From the entries that follow, extract each line holding the string "difference".

***

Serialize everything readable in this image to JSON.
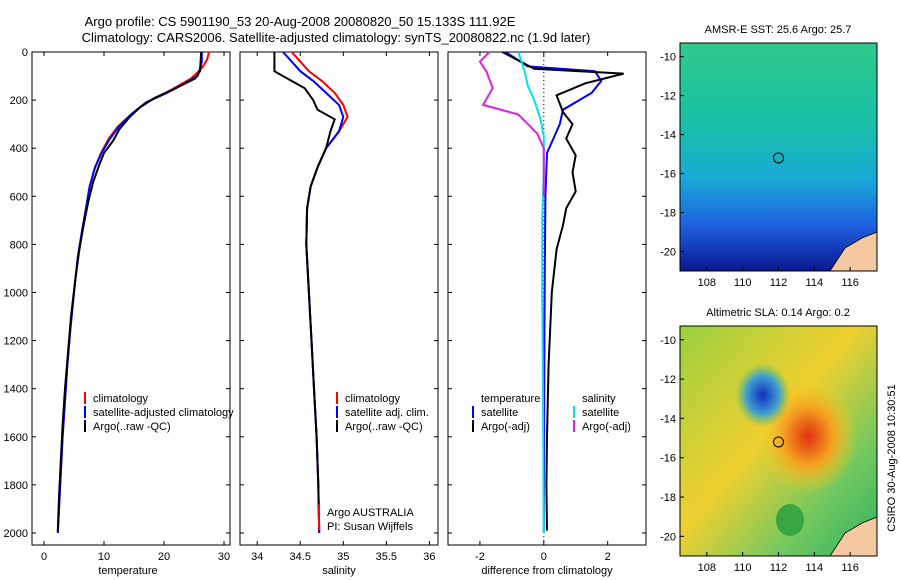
{
  "title_line1": "Argo profile: CS 5901190_53 20-Aug-2008 20080820_50 15.133S 111.92E",
  "title_line2": "Climatology: CARS2006. Satellite-adjusted climatology: synTS_20080822.nc (1.9d later)",
  "credit": "CSIRO 30-Aug-2008 10:30:51",
  "colors": {
    "climatology": "#ff0000",
    "satellite": "#0000ff",
    "argo": "#000000",
    "salinity_sat": "#00e5e5",
    "salinity_argo": "#e020e0"
  },
  "chart_data": [
    {
      "type": "line",
      "id": "temperature",
      "xlabel": "temperature",
      "xlim": [
        -2,
        31
      ],
      "ylim": [
        0,
        2050
      ],
      "xticks": [
        "0",
        "10",
        "20",
        "30"
      ],
      "xtick_values": [
        0,
        10,
        20,
        30
      ],
      "yticks": [
        "0",
        "200",
        "400",
        "600",
        "800",
        "1000",
        "1200",
        "1400",
        "1600",
        "1800",
        "2000"
      ],
      "ytick_values": [
        0,
        200,
        400,
        600,
        800,
        1000,
        1200,
        1400,
        1600,
        1800,
        2000
      ],
      "legend": [
        "climatology",
        "satellite-adjusted climatology",
        "Argo(..raw -QC)"
      ],
      "series": [
        {
          "name": "climatology",
          "color_key": "climatology",
          "points": [
            [
              27.5,
              0
            ],
            [
              27.2,
              30
            ],
            [
              26.5,
              60
            ],
            [
              25.8,
              80
            ],
            [
              24.5,
              110
            ],
            [
              21,
              160
            ],
            [
              17,
              210
            ],
            [
              14.5,
              260
            ],
            [
              12.3,
              310
            ],
            [
              10.8,
              360
            ],
            [
              9.5,
              420
            ],
            [
              8.5,
              480
            ],
            [
              7.6,
              560
            ],
            [
              7,
              650
            ],
            [
              6.3,
              750
            ],
            [
              5.6,
              860
            ],
            [
              5,
              1000
            ],
            [
              4.4,
              1150
            ],
            [
              3.9,
              1300
            ],
            [
              3.5,
              1450
            ],
            [
              3.1,
              1600
            ],
            [
              2.8,
              1750
            ],
            [
              2.5,
              1900
            ],
            [
              2.3,
              2000
            ]
          ]
        },
        {
          "name": "satellite",
          "color_key": "satellite",
          "points": [
            [
              26.3,
              0
            ],
            [
              26.3,
              40
            ],
            [
              26,
              70
            ],
            [
              25.6,
              100
            ],
            [
              23.5,
              130
            ],
            [
              20.5,
              170
            ],
            [
              17,
              210
            ],
            [
              14.5,
              260
            ],
            [
              12.5,
              310
            ],
            [
              11,
              360
            ],
            [
              9.6,
              420
            ],
            [
              8.5,
              480
            ],
            [
              7.6,
              560
            ],
            [
              7,
              650
            ],
            [
              6.3,
              750
            ],
            [
              5.6,
              860
            ],
            [
              5,
              1000
            ],
            [
              4.4,
              1150
            ],
            [
              3.9,
              1300
            ],
            [
              3.5,
              1450
            ],
            [
              3.1,
              1600
            ],
            [
              2.8,
              1750
            ],
            [
              2.5,
              1900
            ],
            [
              2.3,
              2000
            ]
          ]
        },
        {
          "name": "Argo",
          "color_key": "argo",
          "points": [
            [
              26.2,
              0
            ],
            [
              26.1,
              40
            ],
            [
              26,
              80
            ],
            [
              25.2,
              110
            ],
            [
              22,
              150
            ],
            [
              18.5,
              190
            ],
            [
              16,
              230
            ],
            [
              14.3,
              270
            ],
            [
              12.6,
              320
            ],
            [
              11.5,
              370
            ],
            [
              10,
              420
            ],
            [
              9.2,
              470
            ],
            [
              8.2,
              540
            ],
            [
              7.4,
              620
            ],
            [
              6.6,
              720
            ],
            [
              5.9,
              820
            ],
            [
              5.2,
              950
            ],
            [
              4.5,
              1100
            ],
            [
              4,
              1250
            ],
            [
              3.5,
              1400
            ],
            [
              3.1,
              1550
            ],
            [
              2.8,
              1700
            ],
            [
              2.5,
              1850
            ],
            [
              2.3,
              1990
            ]
          ]
        }
      ]
    },
    {
      "type": "line",
      "id": "salinity",
      "xlabel": "salinity",
      "xlim": [
        33.8,
        36.1
      ],
      "ylim": [
        0,
        2050
      ],
      "xticks": [
        "34",
        "34.5",
        "35",
        "35.5",
        "36"
      ],
      "xtick_values": [
        34,
        34.5,
        35,
        35.5,
        36
      ],
      "legend": [
        "climatology",
        "satellite adj. clim.",
        "Argo(..raw -QC)"
      ],
      "annotation_line1": "Argo AUSTRALIA",
      "annotation_line2": "PI: Susan Wijffels",
      "series": [
        {
          "name": "climatology",
          "color_key": "climatology",
          "points": [
            [
              34.4,
              0
            ],
            [
              34.5,
              40
            ],
            [
              34.6,
              80
            ],
            [
              34.75,
              120
            ],
            [
              34.9,
              170
            ],
            [
              35,
              220
            ],
            [
              35.05,
              270
            ],
            [
              34.95,
              330
            ],
            [
              34.8,
              400
            ],
            [
              34.7,
              480
            ],
            [
              34.62,
              560
            ],
            [
              34.58,
              650
            ],
            [
              34.57,
              800
            ],
            [
              34.6,
              1000
            ],
            [
              34.63,
              1200
            ],
            [
              34.66,
              1400
            ],
            [
              34.69,
              1600
            ],
            [
              34.71,
              1800
            ],
            [
              34.72,
              2000
            ]
          ]
        },
        {
          "name": "satellite",
          "color_key": "satellite",
          "points": [
            [
              34.3,
              0
            ],
            [
              34.4,
              40
            ],
            [
              34.5,
              80
            ],
            [
              34.65,
              120
            ],
            [
              34.8,
              170
            ],
            [
              34.95,
              220
            ],
            [
              35,
              270
            ],
            [
              34.95,
              330
            ],
            [
              34.8,
              400
            ],
            [
              34.7,
              480
            ],
            [
              34.62,
              560
            ],
            [
              34.58,
              650
            ],
            [
              34.57,
              800
            ],
            [
              34.6,
              1000
            ],
            [
              34.63,
              1200
            ],
            [
              34.66,
              1400
            ],
            [
              34.69,
              1600
            ],
            [
              34.71,
              1800
            ],
            [
              34.72,
              2000
            ]
          ]
        },
        {
          "name": "Argo",
          "color_key": "argo",
          "points": [
            [
              34.2,
              0
            ],
            [
              34.2,
              60
            ],
            [
              34.2,
              80
            ],
            [
              34.35,
              110
            ],
            [
              34.55,
              150
            ],
            [
              34.65,
              200
            ],
            [
              34.7,
              240
            ],
            [
              34.9,
              280
            ],
            [
              34.85,
              330
            ],
            [
              34.8,
              400
            ],
            [
              34.7,
              480
            ],
            [
              34.62,
              560
            ],
            [
              34.58,
              650
            ],
            [
              34.57,
              800
            ],
            [
              34.6,
              1000
            ],
            [
              34.63,
              1200
            ],
            [
              34.66,
              1400
            ],
            [
              34.69,
              1600
            ],
            [
              34.71,
              1800
            ],
            [
              34.72,
              1990
            ]
          ]
        }
      ]
    },
    {
      "type": "line",
      "id": "difference",
      "xlabel": "difference from climatology",
      "xlim": [
        -3,
        3.2
      ],
      "ylim": [
        0,
        2050
      ],
      "xticks": [
        "-2",
        "0",
        "2"
      ],
      "xtick_values": [
        -2,
        0,
        2
      ],
      "legend_col1_title": "temperature",
      "legend_col2_title": "salinity",
      "legend": [
        "satellite",
        "Argo(-adj)",
        "satellite",
        "Argo(-adj)"
      ],
      "series": [
        {
          "name": "temp satellite",
          "color_key": "satellite",
          "points": [
            [
              -1.2,
              0
            ],
            [
              -0.5,
              60
            ],
            [
              1.6,
              80
            ],
            [
              1.8,
              120
            ],
            [
              1.5,
              170
            ],
            [
              0.6,
              240
            ],
            [
              0.5,
              300
            ],
            [
              0.3,
              360
            ],
            [
              0.1,
              420
            ],
            [
              0.05,
              600
            ],
            [
              0.03,
              900
            ],
            [
              0.02,
              1200
            ],
            [
              0.01,
              1600
            ],
            [
              0,
              2000
            ]
          ]
        },
        {
          "name": "temp Argo",
          "color_key": "argo",
          "points": [
            [
              -1.3,
              0
            ],
            [
              -0.3,
              70
            ],
            [
              2.5,
              90
            ],
            [
              1.3,
              130
            ],
            [
              0.4,
              180
            ],
            [
              0.6,
              250
            ],
            [
              0.9,
              300
            ],
            [
              0.7,
              360
            ],
            [
              1.0,
              430
            ],
            [
              0.9,
              500
            ],
            [
              1.0,
              580
            ],
            [
              0.7,
              650
            ],
            [
              0.6,
              720
            ],
            [
              0.4,
              820
            ],
            [
              0.25,
              1000
            ],
            [
              0.15,
              1300
            ],
            [
              0.1,
              1600
            ],
            [
              0.08,
              1800
            ],
            [
              0.1,
              1990
            ]
          ]
        },
        {
          "name": "sal satellite",
          "color_key": "salinity_sat",
          "points": [
            [
              -0.8,
              0
            ],
            [
              -0.6,
              80
            ],
            [
              -0.5,
              140
            ],
            [
              -0.3,
              200
            ],
            [
              -0.1,
              280
            ],
            [
              0,
              350
            ],
            [
              0,
              500
            ],
            [
              -0.05,
              700
            ],
            [
              -0.05,
              1000
            ],
            [
              -0.03,
              1300
            ],
            [
              -0.02,
              1600
            ],
            [
              0,
              2000
            ]
          ]
        },
        {
          "name": "sal Argo",
          "color_key": "salinity_argo",
          "points": [
            [
              -1.7,
              0
            ],
            [
              -2,
              40
            ],
            [
              -1.8,
              80
            ],
            [
              -1.6,
              150
            ],
            [
              -1.9,
              220
            ],
            [
              -0.8,
              260
            ],
            [
              -0.5,
              300
            ],
            [
              -0.2,
              340
            ],
            [
              0,
              400
            ],
            [
              0,
              500
            ],
            [
              0,
              600
            ]
          ]
        }
      ]
    },
    {
      "type": "heatmap",
      "id": "sst_map",
      "title": "AMSR-E SST: 25.6 Argo: 25.7",
      "xlim": [
        106.5,
        117.5
      ],
      "ylim": [
        -21,
        -9.3
      ],
      "xticks": [
        "108",
        "110",
        "112",
        "114",
        "116"
      ],
      "xtick_values": [
        108,
        110,
        112,
        114,
        116
      ],
      "yticks": [
        "-10",
        "-12",
        "-14",
        "-16",
        "-18",
        "-20"
      ],
      "ytick_values": [
        -10,
        -12,
        -14,
        -16,
        -18,
        -20
      ],
      "marker": [
        112,
        -15.2
      ]
    },
    {
      "type": "heatmap",
      "id": "sla_map",
      "title": "Altimetric SLA: 0.14 Argo: 0.2",
      "xlim": [
        106.5,
        117.5
      ],
      "ylim": [
        -21,
        -9.3
      ],
      "xticks": [
        "108",
        "110",
        "112",
        "114",
        "116"
      ],
      "xtick_values": [
        108,
        110,
        112,
        114,
        116
      ],
      "yticks": [
        "-10",
        "-12",
        "-14",
        "-16",
        "-18",
        "-20"
      ],
      "ytick_values": [
        -10,
        -12,
        -14,
        -16,
        -18,
        -20
      ],
      "marker": [
        112,
        -15.2
      ]
    }
  ]
}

***

▸ **Task result**
      "id": "difference",
      "xlabel": "difference from climatology",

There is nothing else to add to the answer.